* Begin *
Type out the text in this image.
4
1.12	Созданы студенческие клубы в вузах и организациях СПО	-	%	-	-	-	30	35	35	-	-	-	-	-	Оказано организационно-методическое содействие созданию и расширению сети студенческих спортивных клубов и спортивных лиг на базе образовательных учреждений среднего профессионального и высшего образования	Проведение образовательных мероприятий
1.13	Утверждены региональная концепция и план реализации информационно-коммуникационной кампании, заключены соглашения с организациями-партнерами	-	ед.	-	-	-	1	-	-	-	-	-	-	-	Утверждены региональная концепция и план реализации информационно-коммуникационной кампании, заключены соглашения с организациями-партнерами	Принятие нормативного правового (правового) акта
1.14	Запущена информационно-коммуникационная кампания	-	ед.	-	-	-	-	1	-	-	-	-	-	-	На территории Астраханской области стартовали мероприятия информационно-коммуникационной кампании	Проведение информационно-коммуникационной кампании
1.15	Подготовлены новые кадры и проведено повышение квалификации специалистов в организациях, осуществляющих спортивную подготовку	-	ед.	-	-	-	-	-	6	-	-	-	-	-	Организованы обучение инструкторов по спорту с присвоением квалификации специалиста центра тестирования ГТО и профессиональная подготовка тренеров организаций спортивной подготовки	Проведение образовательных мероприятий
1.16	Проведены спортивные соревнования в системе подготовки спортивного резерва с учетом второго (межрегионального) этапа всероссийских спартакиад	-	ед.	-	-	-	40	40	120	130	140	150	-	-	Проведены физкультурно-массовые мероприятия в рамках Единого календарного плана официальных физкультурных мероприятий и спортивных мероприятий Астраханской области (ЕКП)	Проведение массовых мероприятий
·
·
* End *
• [Objective]:
How many of the lines above include the string "области"? Reply with the number by itself.

• [Result]:
2